## Raw records
☆ ☆ ☆ ☆ ☆ ☆ ☆
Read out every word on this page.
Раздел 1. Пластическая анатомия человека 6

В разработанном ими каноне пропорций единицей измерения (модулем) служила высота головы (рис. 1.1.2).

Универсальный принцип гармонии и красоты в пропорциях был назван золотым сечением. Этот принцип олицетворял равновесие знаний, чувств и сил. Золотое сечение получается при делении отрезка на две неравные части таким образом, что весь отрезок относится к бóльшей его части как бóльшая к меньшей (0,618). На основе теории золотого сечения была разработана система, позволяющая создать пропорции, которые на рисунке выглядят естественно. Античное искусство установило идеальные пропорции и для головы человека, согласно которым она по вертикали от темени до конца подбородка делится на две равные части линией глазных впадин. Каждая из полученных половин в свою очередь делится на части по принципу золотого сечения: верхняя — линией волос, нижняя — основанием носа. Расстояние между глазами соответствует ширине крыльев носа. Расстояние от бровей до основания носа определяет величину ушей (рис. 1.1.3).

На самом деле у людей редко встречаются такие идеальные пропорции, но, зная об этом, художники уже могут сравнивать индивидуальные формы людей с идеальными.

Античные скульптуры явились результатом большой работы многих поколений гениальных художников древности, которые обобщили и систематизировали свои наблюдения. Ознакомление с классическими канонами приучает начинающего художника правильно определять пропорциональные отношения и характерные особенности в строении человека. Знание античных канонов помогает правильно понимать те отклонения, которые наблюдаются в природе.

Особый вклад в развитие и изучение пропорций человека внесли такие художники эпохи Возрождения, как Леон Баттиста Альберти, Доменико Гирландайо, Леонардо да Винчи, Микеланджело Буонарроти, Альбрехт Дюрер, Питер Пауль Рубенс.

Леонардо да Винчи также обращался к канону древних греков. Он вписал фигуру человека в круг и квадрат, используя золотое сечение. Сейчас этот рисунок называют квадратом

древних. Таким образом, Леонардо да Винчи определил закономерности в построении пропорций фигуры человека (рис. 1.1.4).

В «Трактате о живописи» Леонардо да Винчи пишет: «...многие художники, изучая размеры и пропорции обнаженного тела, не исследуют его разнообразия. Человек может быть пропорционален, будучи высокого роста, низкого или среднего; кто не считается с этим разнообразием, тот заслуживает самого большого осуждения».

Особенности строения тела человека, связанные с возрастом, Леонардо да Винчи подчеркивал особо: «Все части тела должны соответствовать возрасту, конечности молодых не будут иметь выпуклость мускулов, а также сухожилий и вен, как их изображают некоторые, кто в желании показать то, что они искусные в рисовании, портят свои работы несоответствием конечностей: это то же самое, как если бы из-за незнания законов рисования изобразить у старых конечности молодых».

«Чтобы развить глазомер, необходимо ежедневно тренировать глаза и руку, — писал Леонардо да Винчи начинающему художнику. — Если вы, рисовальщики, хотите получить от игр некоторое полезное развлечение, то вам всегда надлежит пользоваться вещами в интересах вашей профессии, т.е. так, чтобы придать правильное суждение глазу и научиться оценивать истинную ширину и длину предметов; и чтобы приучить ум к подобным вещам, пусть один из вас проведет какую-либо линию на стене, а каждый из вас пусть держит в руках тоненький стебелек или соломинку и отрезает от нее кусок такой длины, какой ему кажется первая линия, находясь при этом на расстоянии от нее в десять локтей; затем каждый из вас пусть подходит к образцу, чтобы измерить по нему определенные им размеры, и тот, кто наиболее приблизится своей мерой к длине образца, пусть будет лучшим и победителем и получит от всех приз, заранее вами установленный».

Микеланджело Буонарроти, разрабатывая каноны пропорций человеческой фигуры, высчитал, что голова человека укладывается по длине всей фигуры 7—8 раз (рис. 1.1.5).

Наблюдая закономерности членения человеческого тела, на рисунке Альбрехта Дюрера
☆ ☆ ☆ ☆ ☆ ☆ ☆
## Written instruction
Copy all lines from the material that hold "художники".

## Result for this exercise
На самом деле у людей редко встречаются такие идеальные пропорции, но, зная об этом, художники уже могут сравнивать индивидуальные формы людей с идеальными.
Особый вклад в развитие и изучение пропорций человека внесли такие художники эпохи Возрождения, как Леон Баттиста Альберти, Доменико Гирландайо, Леонардо да Винчи, Микеланджело Буонарроти, Альбрехт Дюрер, Питер Пауль Рубенс.
В «Трактате о живописи» Леонардо да Винчи пишет: «...многие художники, изучая размеры и пропорции обнаженного тела, не исследуют его разнообразия. Человек может быть пропорционален, будучи высокого роста, низкого или среднего; кто не считается с этим разнообразием, тот заслуживает самого большого осуждения».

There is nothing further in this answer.